* **TASK DIRECTIONS**
Transcribe the passage on the sui generis database right word for word, from "I do not see" up to and including "in his database.".

* **SOURCE DOCUMENT**
__________
If a database of information in an information market does not include a database of objective information ascertained by the database maker then it will not be much of a “vital tool.” And it would not be worthwhile (or much less worthwhile) anyone making the investment to create such a database. Accordingly I consider it wholly improbable that such a database was not within the intended scope of protection of the sui generis right.

47.

Of course if the materials Mr Silverleaf relies upon clearly force one to abandon common sense then common sense must give way. I turn to examine them on that basis.

48.

First, [34-36] of BHB and [46] of Oy Veikkaus. Mr Silverleaf focuses on [34-36] but I think one must start earlier, at [31], which I repeat:

[31] Against that background [i.e., the purpose evinced in recitals 9, 10 and 12], the expression ‘investment in ... the obtaining ... of the contents’ of a database must … be understood to refer to the resources used to seek out existing independent materials and collect them in the database, and not to the resources used for the creation as such of independent materials. The purpose of the protection by the sui generis right provided for by the directive is to promote the establishment of storage and processing systems for existing information and not the creation of materials capable of being collected subsequently in a database.

49.

I do not see that as in any way precluding something like measuring a temperature or recording an event. The contrast is solely between “existing independent materials” and the creation as such of independent materials. To the extent that Mr Silverleaf relies on a notion of pre-existing concreteness which may be connoted by the word “materials”, that reliance must fail because “materials” is being used in the sense of “elements” which go into the database. I see no reason to read an as yet unmeasured temperature as anything other than an “existing independent element” which is sought out by the database maker when he measures it, records it and puts it in his database.

50.
__________
* **MATERIAL PROVIDED**

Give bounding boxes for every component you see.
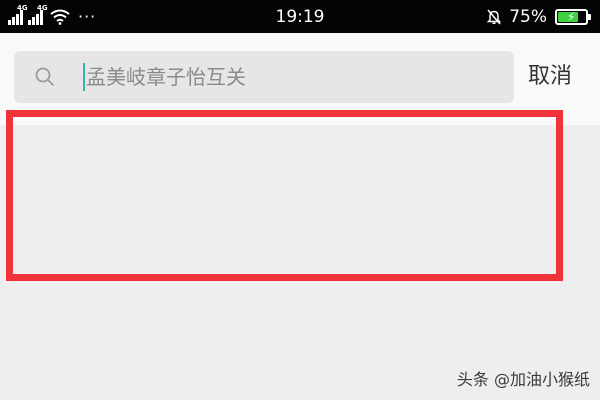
__________
* **EXERCISE ANSWER**
I do not see that as in any way precluding something like measuring a temperature or recording an event. The contrast is solely between “existing independent materials” and the creation as such of independent materials. To the extent that Mr Silverleaf relies on a notion of pre-existing concreteness which may be connoted by the word “materials”, that reliance must fail because “materials” is being used in the sense of “elements” which go into the database. I see no reason to read an as yet unmeasured temperature as anything other than an “existing independent element” which is sought out by the database maker when he measures it, records it and puts it in his database.